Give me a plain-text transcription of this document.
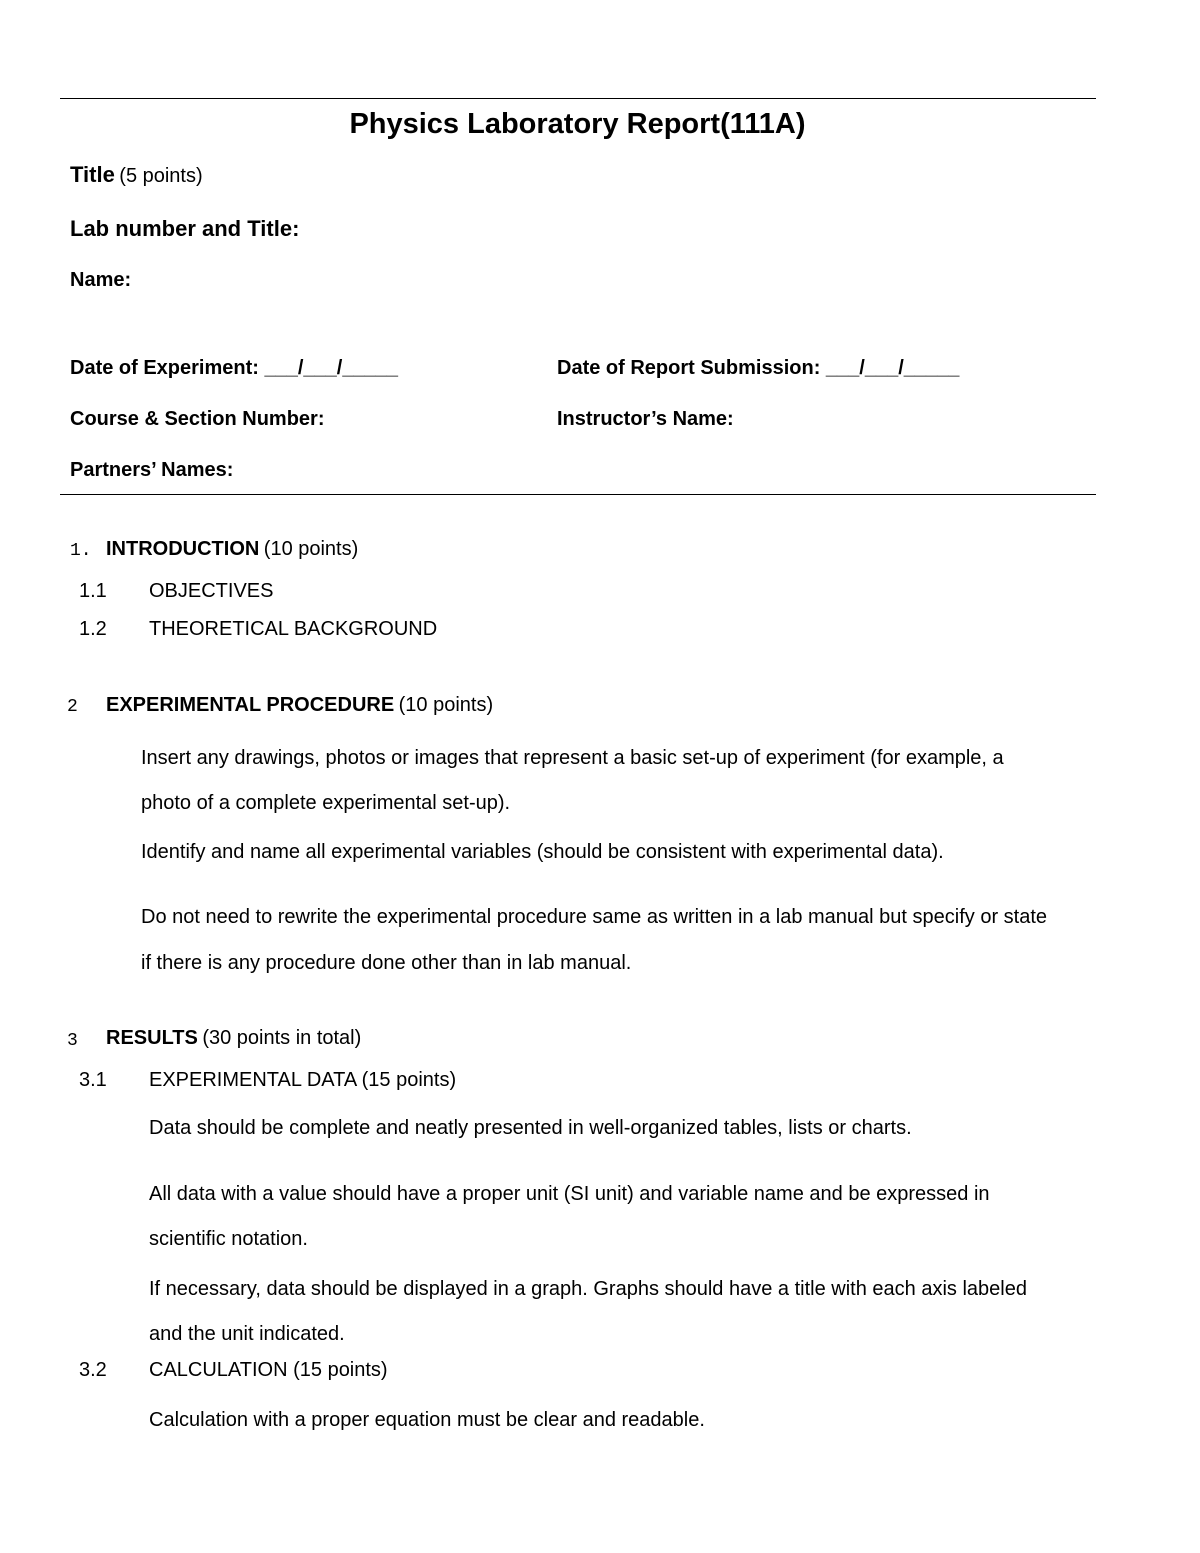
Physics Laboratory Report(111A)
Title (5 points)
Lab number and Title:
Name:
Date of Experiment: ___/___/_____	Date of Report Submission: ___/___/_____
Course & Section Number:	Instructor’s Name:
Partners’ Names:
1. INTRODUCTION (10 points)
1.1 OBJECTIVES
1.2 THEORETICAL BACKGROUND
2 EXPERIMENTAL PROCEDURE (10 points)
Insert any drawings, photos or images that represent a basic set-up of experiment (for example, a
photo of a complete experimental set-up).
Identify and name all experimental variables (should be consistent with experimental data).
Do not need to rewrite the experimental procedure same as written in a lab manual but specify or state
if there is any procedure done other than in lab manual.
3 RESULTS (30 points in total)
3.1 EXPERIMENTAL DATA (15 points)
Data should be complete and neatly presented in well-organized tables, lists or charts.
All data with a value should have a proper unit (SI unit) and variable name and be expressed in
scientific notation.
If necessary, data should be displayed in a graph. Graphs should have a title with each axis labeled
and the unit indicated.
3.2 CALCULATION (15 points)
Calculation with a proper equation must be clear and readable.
--
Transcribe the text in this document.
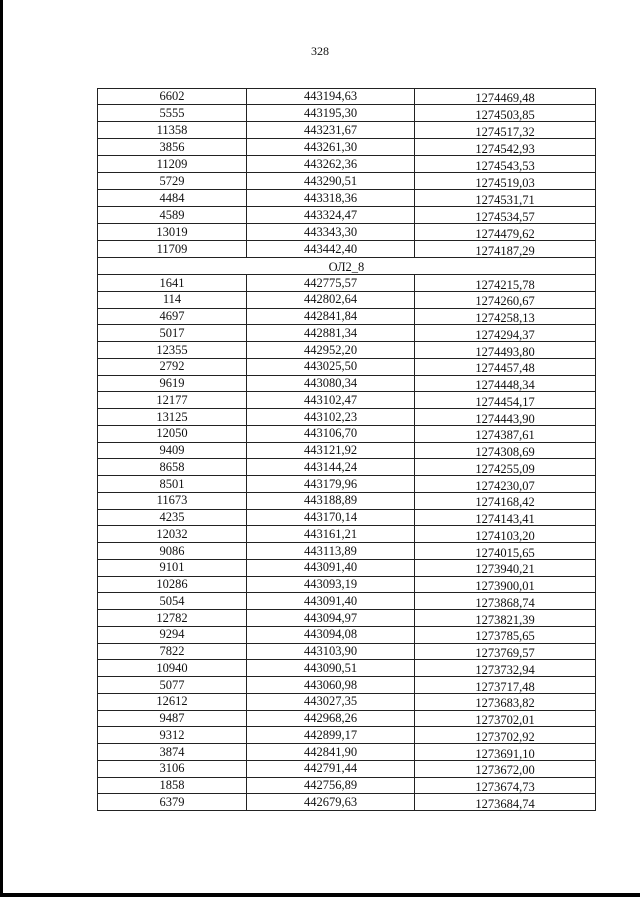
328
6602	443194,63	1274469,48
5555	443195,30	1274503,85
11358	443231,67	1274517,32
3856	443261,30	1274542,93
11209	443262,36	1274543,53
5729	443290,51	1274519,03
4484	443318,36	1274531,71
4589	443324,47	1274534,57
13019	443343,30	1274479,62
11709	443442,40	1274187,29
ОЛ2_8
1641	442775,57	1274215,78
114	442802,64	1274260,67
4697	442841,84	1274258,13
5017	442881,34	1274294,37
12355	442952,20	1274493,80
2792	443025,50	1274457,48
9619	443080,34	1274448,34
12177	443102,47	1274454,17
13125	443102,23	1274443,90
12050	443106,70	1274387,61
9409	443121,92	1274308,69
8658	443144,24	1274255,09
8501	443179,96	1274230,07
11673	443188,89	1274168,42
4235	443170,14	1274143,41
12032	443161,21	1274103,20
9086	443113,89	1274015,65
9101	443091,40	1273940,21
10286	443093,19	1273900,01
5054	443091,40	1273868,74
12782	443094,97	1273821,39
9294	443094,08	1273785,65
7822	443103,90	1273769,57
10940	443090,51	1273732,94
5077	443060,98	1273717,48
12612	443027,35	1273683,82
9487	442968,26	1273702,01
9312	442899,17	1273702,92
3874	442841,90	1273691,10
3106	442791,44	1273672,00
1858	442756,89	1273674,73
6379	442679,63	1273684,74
* * *
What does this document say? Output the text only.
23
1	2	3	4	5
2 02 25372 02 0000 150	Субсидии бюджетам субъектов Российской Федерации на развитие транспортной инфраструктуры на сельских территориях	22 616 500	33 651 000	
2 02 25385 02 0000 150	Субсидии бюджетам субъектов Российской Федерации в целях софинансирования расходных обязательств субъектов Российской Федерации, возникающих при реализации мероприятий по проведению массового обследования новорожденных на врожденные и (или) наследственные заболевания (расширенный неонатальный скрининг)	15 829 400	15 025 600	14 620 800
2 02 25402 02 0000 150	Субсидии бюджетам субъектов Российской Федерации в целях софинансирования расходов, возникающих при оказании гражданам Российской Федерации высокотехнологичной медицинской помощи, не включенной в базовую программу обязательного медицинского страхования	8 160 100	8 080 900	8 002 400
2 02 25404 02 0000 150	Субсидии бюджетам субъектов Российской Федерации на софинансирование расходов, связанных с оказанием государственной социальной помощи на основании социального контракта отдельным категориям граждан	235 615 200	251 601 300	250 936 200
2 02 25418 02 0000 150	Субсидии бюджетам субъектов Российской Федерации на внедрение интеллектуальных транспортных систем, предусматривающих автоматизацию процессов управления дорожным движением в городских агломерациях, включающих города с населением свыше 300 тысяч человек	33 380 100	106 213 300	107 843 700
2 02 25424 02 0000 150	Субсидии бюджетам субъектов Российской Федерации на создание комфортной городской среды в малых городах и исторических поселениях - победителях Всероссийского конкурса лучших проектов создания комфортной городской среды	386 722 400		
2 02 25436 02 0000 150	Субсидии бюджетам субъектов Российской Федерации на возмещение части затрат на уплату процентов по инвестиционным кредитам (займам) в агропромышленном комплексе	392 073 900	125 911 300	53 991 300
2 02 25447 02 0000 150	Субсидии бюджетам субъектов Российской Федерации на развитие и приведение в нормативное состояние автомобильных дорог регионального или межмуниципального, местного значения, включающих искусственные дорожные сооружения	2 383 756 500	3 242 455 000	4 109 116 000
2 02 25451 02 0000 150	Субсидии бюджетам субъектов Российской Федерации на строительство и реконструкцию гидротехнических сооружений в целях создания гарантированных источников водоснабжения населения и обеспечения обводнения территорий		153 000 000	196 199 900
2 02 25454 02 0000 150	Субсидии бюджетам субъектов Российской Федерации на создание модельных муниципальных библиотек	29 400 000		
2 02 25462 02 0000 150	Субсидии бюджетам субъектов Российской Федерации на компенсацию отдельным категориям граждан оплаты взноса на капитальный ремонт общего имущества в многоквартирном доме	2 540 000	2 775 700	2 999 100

■ **TASK DESCRIPTION**
Show every line that contains the word "manual".

■ **EXERCISE ANSWER**
Do not need to rewrite the experimental procedure same as written in a lab manual but specify or state
if there is any procedure done other than in lab manual.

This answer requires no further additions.